:: Input material ::

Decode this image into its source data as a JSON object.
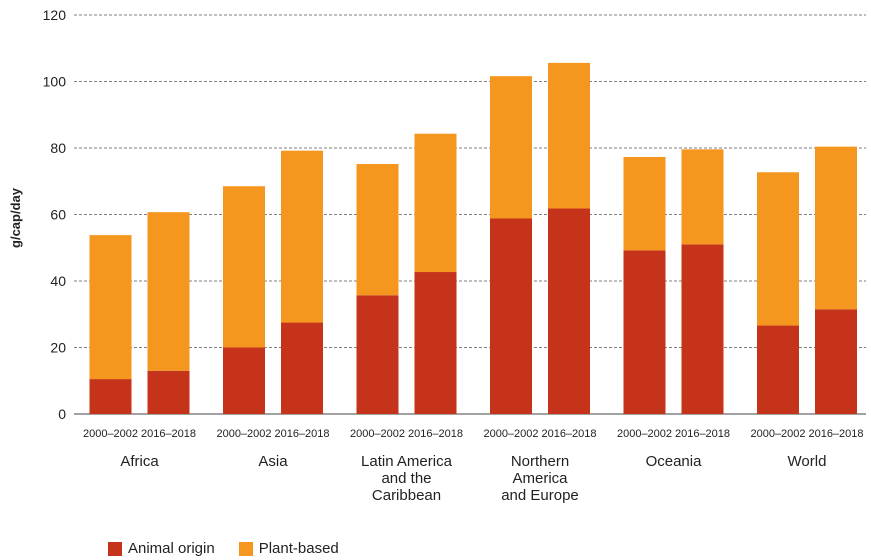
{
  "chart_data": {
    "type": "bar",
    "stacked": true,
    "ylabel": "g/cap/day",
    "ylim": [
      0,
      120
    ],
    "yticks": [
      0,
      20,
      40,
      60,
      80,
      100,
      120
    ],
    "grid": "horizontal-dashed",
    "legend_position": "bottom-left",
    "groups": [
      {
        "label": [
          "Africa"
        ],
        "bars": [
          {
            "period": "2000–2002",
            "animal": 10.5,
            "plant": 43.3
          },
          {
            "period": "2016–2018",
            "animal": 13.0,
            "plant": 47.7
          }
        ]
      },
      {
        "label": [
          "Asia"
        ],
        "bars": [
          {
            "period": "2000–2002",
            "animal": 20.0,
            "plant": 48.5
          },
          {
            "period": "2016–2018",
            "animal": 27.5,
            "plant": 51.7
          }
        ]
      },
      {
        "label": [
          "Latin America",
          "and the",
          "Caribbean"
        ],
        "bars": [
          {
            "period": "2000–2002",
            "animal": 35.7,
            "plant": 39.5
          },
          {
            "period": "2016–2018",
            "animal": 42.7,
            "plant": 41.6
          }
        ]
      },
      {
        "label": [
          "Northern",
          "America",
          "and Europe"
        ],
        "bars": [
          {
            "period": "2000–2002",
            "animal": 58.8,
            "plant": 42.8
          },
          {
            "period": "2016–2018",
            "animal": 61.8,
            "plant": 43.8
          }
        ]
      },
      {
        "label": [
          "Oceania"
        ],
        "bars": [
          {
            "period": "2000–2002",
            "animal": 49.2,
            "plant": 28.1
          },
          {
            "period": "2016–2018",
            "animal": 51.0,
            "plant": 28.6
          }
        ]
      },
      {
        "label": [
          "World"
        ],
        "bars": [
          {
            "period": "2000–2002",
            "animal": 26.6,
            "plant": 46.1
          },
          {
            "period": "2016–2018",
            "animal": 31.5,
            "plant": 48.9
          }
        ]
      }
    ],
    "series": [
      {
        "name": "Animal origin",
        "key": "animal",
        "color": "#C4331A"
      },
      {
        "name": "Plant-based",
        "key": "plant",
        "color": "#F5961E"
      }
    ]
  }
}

:::

:: Direction ::
Using the listing above, show every line that includes the string "name".

:: Exercise output ::
        "name": "Animal origin",
        "name": "Plant-based",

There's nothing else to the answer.